======== Listed records

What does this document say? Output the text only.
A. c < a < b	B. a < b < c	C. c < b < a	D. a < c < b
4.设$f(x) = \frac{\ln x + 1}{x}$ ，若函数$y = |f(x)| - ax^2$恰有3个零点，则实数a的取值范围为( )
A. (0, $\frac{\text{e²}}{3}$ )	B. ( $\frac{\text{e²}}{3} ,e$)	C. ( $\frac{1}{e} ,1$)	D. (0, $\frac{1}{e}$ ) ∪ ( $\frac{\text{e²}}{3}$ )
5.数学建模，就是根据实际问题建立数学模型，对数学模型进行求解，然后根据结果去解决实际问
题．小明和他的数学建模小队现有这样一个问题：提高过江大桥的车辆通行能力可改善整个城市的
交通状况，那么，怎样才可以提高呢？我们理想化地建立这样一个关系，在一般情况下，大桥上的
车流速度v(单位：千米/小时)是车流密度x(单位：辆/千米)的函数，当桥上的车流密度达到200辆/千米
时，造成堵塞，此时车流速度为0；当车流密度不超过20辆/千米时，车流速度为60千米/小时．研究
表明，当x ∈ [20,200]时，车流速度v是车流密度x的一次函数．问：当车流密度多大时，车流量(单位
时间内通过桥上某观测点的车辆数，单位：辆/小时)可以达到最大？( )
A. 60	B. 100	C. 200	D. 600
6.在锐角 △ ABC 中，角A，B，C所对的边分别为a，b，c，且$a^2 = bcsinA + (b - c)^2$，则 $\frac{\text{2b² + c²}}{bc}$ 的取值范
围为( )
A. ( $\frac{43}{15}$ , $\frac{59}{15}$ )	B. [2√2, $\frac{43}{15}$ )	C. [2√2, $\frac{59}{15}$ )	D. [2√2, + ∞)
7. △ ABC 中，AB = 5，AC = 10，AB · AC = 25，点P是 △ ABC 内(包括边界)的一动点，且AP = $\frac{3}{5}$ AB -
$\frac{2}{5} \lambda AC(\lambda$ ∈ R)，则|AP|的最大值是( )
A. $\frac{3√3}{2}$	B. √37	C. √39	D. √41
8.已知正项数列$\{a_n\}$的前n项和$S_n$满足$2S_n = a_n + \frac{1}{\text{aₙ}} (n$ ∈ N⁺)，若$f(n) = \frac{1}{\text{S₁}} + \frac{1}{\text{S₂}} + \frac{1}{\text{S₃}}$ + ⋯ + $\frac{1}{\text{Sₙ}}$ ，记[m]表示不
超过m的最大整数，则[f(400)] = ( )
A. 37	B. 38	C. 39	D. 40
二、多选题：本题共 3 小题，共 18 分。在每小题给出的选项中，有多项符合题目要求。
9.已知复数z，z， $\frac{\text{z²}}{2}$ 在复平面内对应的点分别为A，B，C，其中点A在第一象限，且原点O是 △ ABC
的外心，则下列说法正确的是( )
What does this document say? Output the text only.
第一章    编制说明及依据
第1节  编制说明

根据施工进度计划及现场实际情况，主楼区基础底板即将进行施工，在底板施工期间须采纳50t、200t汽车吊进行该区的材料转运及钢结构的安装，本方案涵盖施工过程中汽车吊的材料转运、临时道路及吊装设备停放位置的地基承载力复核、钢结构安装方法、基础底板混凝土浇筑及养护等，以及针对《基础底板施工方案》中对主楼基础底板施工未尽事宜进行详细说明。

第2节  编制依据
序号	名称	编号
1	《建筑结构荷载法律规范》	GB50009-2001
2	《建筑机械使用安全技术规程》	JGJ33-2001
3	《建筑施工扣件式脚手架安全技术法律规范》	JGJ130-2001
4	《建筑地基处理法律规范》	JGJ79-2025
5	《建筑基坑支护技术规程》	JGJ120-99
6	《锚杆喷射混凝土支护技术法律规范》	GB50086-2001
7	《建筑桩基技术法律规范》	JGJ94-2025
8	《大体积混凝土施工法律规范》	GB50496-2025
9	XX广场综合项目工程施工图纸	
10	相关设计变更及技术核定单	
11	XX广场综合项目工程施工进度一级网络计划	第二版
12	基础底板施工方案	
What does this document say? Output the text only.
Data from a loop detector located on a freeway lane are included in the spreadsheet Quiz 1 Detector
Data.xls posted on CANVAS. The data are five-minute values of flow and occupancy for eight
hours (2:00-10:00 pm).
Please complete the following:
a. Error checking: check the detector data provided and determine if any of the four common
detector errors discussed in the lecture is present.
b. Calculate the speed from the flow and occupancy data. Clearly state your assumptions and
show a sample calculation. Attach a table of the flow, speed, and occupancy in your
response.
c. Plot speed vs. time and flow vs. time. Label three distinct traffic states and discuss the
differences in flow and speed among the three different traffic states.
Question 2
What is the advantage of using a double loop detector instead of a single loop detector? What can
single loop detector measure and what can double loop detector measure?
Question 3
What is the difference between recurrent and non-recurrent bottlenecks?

================

What is needed >> Read the entries above, then pull out the lines that include "occupancy".

Reply to the task >>
Data.xls posted on CANVAS. The data are five-minute values of flow and occupancy for eight
b. Calculate the speed from the flow and occupancy data. Clearly state your assumptions and
show a sample calculation. Attach a table of the flow, speed, and occupancy in your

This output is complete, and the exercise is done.